▸ **What to do**: Pull each line containing "with" out of the data and copy it.
============
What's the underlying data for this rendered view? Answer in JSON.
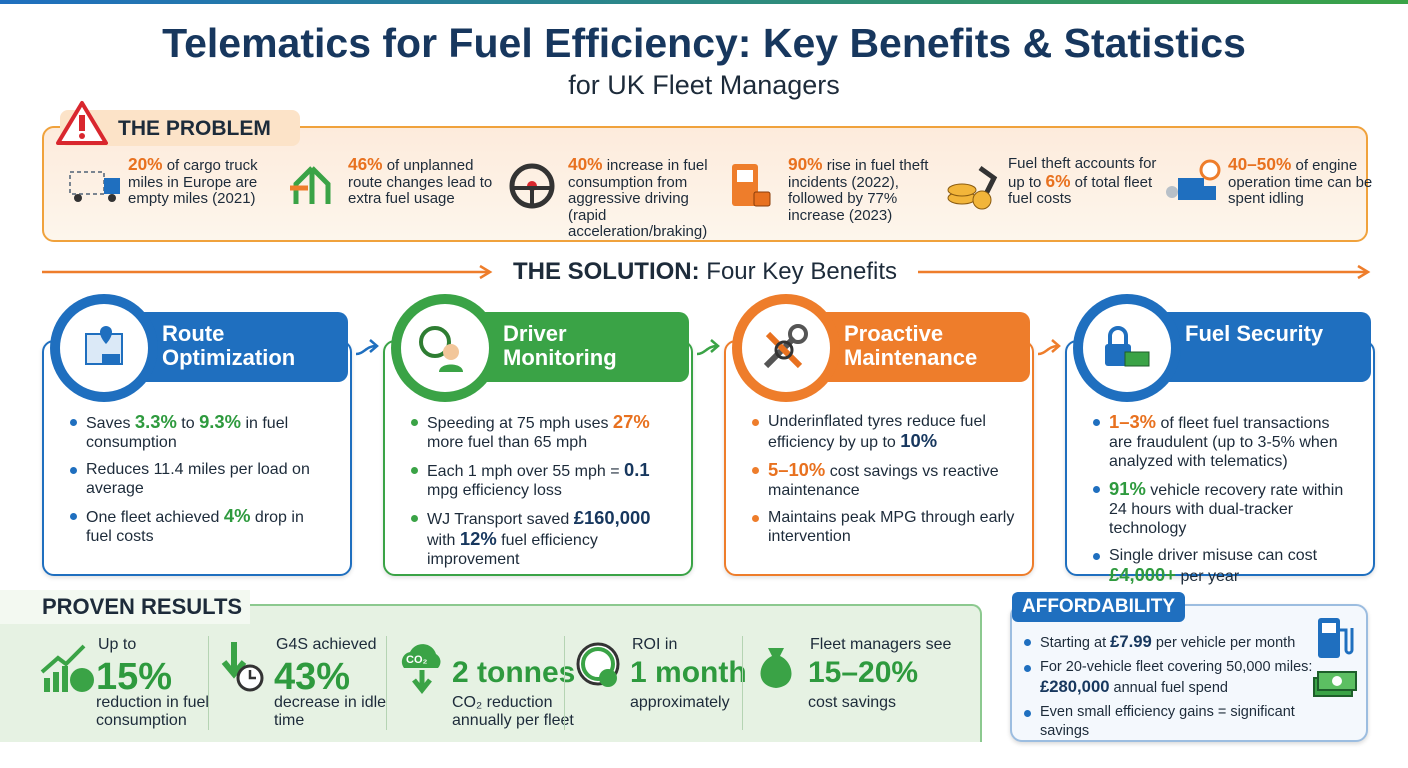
{
  "header": {
    "title": "Telematics for Fuel Efficiency: Key Benefits & Statistics",
    "subtitle": "for UK Fleet Managers"
  },
  "problem": {
    "title": "THE PROBLEM",
    "items": [
      [
        {
          "text": "20%",
          "color": "#e8711f"
        },
        {
          "text": " of cargo truck miles in Europe are empty miles (2021)"
        }
      ],
      [
        {
          "text": "46%",
          "color": "#e8711f"
        },
        {
          "text": " of unplanned route changes lead to extra fuel usage"
        }
      ],
      [
        {
          "text": "40%",
          "color": "#e8711f"
        },
        {
          "text": " increase in fuel consumption from aggressive driving (rapid acceleration/braking)"
        }
      ],
      [
        {
          "text": "90%",
          "color": "#e8711f"
        },
        {
          "text": " rise in fuel theft incidents (2022), followed by 77% increase (2023)"
        }
      ],
      [
        {
          "text": "Fuel theft accounts for up to "
        },
        {
          "text": "6%",
          "color": "#e8711f"
        },
        {
          "text": " of total fleet fuel costs"
        }
      ],
      [
        {
          "text": "40–50%",
          "color": "#e8711f"
        },
        {
          "text": " of engine operation time can be spent idling"
        }
      ]
    ]
  },
  "solution": {
    "lead": "THE SOLUTION:",
    "rest": " Four Key Benefits"
  },
  "benefits": [
    {
      "title": "Route Optimization",
      "color": "#1f6fbf",
      "bullets": [
        [
          {
            "text": "Saves "
          },
          {
            "text": "3.3%",
            "color": "#2e9a3e"
          },
          {
            "text": " to "
          },
          {
            "text": "9.3%",
            "color": "#2e9a3e"
          },
          {
            "text": " in fuel consumption"
          }
        ],
        [
          {
            "text": "Reduces 11.4 miles per load on average"
          }
        ],
        [
          {
            "text": "One fleet achieved "
          },
          {
            "text": "4%",
            "color": "#2e9a3e"
          },
          {
            "text": " drop in fuel costs"
          }
        ]
      ]
    },
    {
      "title": "Driver Monitoring",
      "color": "#3aa346",
      "bullets": [
        [
          {
            "text": "Speeding at 75 mph uses "
          },
          {
            "text": "27%",
            "color": "#e8711f"
          },
          {
            "text": " more fuel than 65 mph"
          }
        ],
        [
          {
            "text": "Each 1 mph over 55 mph = "
          },
          {
            "text": "0.1",
            "color": "#17375e"
          },
          {
            "text": " mpg efficiency loss"
          }
        ],
        [
          {
            "text": "WJ Transport saved "
          },
          {
            "text": "£160,000",
            "color": "#17375e"
          },
          {
            "text": " with "
          },
          {
            "text": "12%",
            "color": "#17375e"
          },
          {
            "text": " fuel efficiency improvement"
          }
        ]
      ]
    },
    {
      "title": "Proactive Maintenance",
      "color": "#ee7d2b",
      "bullets": [
        [
          {
            "text": "Underinflated tyres reduce fuel efficiency by up to "
          },
          {
            "text": "10%",
            "color": "#17375e"
          }
        ],
        [
          {
            "text": "5–10%",
            "color": "#e8711f"
          },
          {
            "text": " cost savings vs reactive maintenance"
          }
        ],
        [
          {
            "text": "Maintains peak MPG through early intervention"
          }
        ]
      ]
    },
    {
      "title": "Fuel Security",
      "color": "#1f6fbf",
      "bullets": [
        [
          {
            "text": "1–3%",
            "color": "#e8711f"
          },
          {
            "text": " of fleet fuel transactions are fraudulent (up to 3-5% when analyzed with telematics)"
          }
        ],
        [
          {
            "text": "91%",
            "color": "#2e9a3e"
          },
          {
            "text": " vehicle recovery rate within 24 hours with dual-tracker technology"
          }
        ],
        [
          {
            "text": "Single driver misuse can cost "
          },
          {
            "text": "£4,000+",
            "color": "#2e9a3e"
          },
          {
            "text": " per year"
          }
        ]
      ]
    }
  ],
  "results": {
    "title": "PROVEN RESULTS",
    "items": [
      {
        "pre": "Up to",
        "big": "15%",
        "post": "reduction in fuel consumption"
      },
      {
        "pre": "G4S achieved",
        "big": "43%",
        "post": "decrease in idle time"
      },
      {
        "icon_text": "CO₂",
        "big": "2 tonnes",
        "post": "CO₂ reduction annually per fleet"
      },
      {
        "pre": "ROI in",
        "big": "1 month",
        "post": "approximately"
      },
      {
        "pre": "Fleet managers see",
        "big": "15–20%",
        "post": "cost savings"
      }
    ]
  },
  "affordability": {
    "title": "AFFORDABILITY",
    "bullets": [
      [
        {
          "text": "Starting at "
        },
        {
          "text": "£7.99",
          "color": "#17375e"
        },
        {
          "text": " per vehicle per month"
        }
      ],
      [
        {
          "text": "For 20-vehicle fleet covering 50,000 miles: "
        },
        {
          "text": "£280,000",
          "color": "#17375e"
        },
        {
          "text": " annual fuel spend"
        }
      ],
      [
        {
          "text": "Even small efficiency gains = significant savings"
        }
      ]
    ]
  }
}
============
▸ **Final answer**:
            "text": " with "
            "text": " of fleet fuel transactions are fraudulent (up to 3-5% when analyzed with telematics)"
            "text": " vehicle recovery rate within 24 hours with dual-tracker technology"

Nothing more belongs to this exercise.